## BEGIN DATA SHOWN
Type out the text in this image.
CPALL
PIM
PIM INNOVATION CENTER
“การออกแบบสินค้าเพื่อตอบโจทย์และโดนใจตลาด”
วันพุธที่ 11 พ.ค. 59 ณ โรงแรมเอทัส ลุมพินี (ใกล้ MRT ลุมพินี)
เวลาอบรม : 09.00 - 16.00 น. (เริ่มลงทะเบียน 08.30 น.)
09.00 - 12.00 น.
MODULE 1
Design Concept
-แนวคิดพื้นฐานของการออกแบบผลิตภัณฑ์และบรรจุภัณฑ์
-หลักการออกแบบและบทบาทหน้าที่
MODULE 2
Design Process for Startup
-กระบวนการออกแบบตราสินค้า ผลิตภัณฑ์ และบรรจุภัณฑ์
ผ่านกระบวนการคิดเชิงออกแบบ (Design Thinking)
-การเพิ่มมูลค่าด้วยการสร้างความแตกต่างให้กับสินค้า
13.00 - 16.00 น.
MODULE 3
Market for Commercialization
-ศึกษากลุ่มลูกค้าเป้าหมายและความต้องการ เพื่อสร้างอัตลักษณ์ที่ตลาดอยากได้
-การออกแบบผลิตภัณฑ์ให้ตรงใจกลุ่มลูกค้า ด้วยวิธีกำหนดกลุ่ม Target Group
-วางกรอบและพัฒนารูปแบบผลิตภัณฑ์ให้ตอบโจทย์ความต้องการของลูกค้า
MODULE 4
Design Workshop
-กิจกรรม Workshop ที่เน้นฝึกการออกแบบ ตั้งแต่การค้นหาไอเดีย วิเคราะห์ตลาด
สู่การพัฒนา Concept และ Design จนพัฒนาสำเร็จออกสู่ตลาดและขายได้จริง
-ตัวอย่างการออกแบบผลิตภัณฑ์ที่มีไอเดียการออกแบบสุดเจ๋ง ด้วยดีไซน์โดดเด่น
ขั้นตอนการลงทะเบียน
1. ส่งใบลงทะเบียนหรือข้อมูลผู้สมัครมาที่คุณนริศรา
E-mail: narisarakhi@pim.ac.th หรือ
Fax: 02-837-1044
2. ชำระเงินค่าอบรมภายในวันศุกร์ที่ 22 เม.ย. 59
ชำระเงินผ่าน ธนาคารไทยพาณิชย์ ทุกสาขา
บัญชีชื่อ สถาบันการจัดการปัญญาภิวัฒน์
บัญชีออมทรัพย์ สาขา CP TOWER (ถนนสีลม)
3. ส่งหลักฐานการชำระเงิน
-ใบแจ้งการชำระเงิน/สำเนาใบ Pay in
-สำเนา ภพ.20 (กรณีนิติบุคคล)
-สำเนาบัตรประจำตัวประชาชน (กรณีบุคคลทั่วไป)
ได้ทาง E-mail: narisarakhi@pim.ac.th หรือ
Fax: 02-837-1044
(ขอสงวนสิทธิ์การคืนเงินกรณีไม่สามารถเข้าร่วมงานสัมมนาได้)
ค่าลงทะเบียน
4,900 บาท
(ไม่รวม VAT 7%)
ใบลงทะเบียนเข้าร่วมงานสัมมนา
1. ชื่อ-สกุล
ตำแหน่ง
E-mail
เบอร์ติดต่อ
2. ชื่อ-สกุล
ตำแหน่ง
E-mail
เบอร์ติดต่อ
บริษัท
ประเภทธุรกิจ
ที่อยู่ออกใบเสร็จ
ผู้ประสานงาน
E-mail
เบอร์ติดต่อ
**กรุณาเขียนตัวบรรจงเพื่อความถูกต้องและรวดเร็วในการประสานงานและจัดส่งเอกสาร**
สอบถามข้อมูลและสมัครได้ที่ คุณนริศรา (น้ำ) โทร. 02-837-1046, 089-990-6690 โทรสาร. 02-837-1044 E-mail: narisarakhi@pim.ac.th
## END DATA SHOWN
EXERCISE DESCRIPTION
Find every line of the data that holds the string "วมงานส", then say how many there are and nothing else.

SOLUTION FOR THIS EXERCISE
2